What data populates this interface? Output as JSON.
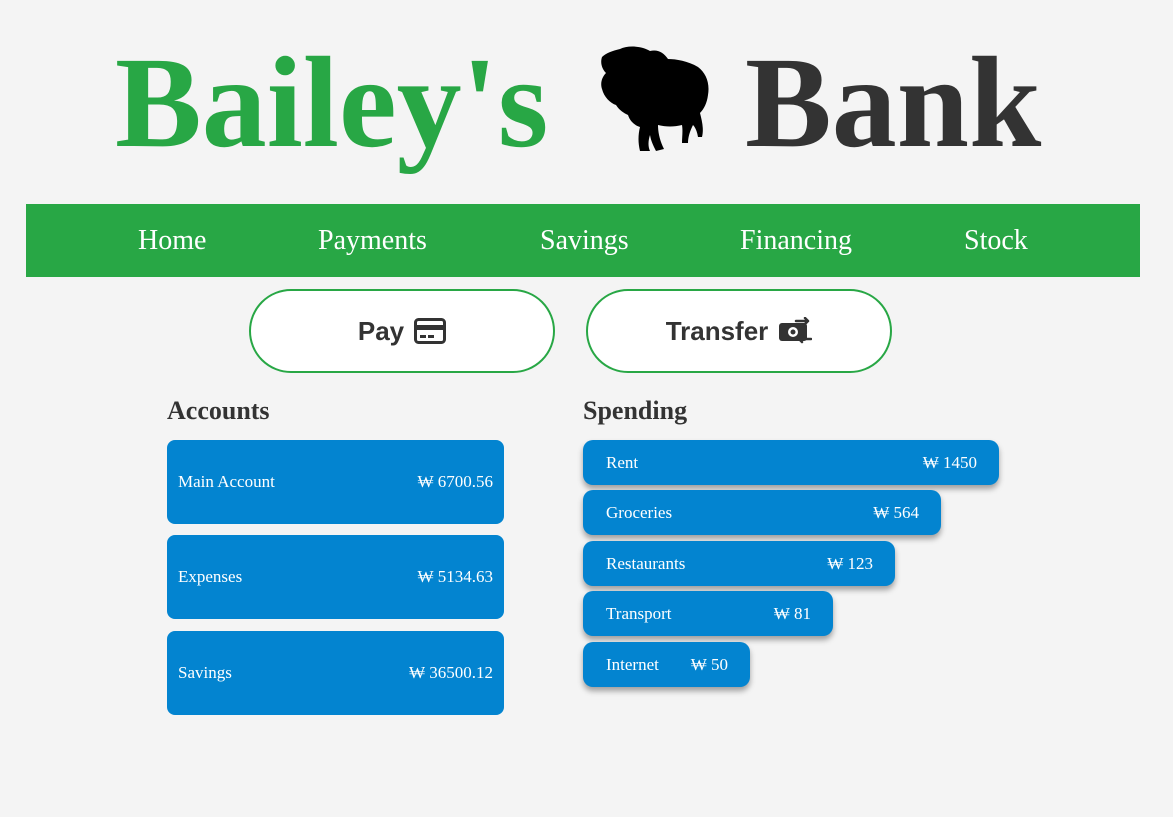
{
  "header": {
    "title_left": "Bailey's",
    "title_right": "Bank",
    "logo_icon": "bulldog-silhouette",
    "colors": {
      "brand_green": "#28a745",
      "dark_text": "#333333"
    }
  },
  "nav": {
    "items": [
      {
        "label": "Home"
      },
      {
        "label": "Payments"
      },
      {
        "label": "Savings"
      },
      {
        "label": "Financing"
      },
      {
        "label": "Stock"
      }
    ]
  },
  "actions": {
    "pay_label": "Pay",
    "pay_icon": "credit-card-icon",
    "transfer_label": "Transfer",
    "transfer_icon": "money-transfer-icon"
  },
  "accounts": {
    "title": "Accounts",
    "items": [
      {
        "name": "Main Account",
        "amount": "₩ 6700.56"
      },
      {
        "name": "Expenses",
        "amount": "₩ 5134.63"
      },
      {
        "name": "Savings",
        "amount": "₩ 36500.12"
      }
    ]
  },
  "spending": {
    "title": "Spending",
    "items": [
      {
        "name": "Rent",
        "amount": "₩ 1450",
        "value": 1450
      },
      {
        "name": "Groceries",
        "amount": "₩ 564",
        "value": 564
      },
      {
        "name": "Restaurants",
        "amount": "₩ 123",
        "value": 123
      },
      {
        "name": "Transport",
        "amount": "₩ 81",
        "value": 81
      },
      {
        "name": "Internet",
        "amount": "₩ 50",
        "value": 50
      }
    ]
  },
  "colors": {
    "accent_blue": "#0384d0",
    "background": "#f4f4f4"
  }
}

**EXERCISE:**
Could you repeat all of the material exactly? Pictures should not be copied.

**RESPONSE:**
What data populates this interface? Output as JSON.
{
  "header": {
    "title_left": "Bailey's",
    "title_right": "Bank",
    "logo_icon": "bulldog-silhouette",
    "colors": {
      "brand_green": "#28a745",
      "dark_text": "#333333"
    }
  },
  "nav": {
    "items": [
      {
        "label": "Home"
      },
      {
        "label": "Payments"
      },
      {
        "label": "Savings"
      },
      {
        "label": "Financing"
      },
      {
        "label": "Stock"
      }
    ]
  },
  "actions": {
    "pay_label": "Pay",
    "pay_icon": "credit-card-icon",
    "transfer_label": "Transfer",
    "transfer_icon": "money-transfer-icon"
  },
  "accounts": {
    "title": "Accounts",
    "items": [
      {
        "name": "Main Account",
        "amount": "₩ 6700.56"
      },
      {
        "name": "Expenses",
        "amount": "₩ 5134.63"
      },
      {
        "name": "Savings",
        "amount": "₩ 36500.12"
      }
    ]
  },
  "spending": {
    "title": "Spending",
    "items": [
      {
        "name": "Rent",
        "amount": "₩ 1450",
        "value": 1450
      },
      {
        "name": "Groceries",
        "amount": "₩ 564",
        "value": 564
      },
      {
        "name": "Restaurants",
        "amount": "₩ 123",
        "value": 123
      },
      {
        "name": "Transport",
        "amount": "₩ 81",
        "value": 81
      },
      {
        "name": "Internet",
        "amount": "₩ 50",
        "value": 50
      }
    ]
  },
  "colors": {
    "accent_blue": "#0384d0",
    "background": "#f4f4f4"
  }
}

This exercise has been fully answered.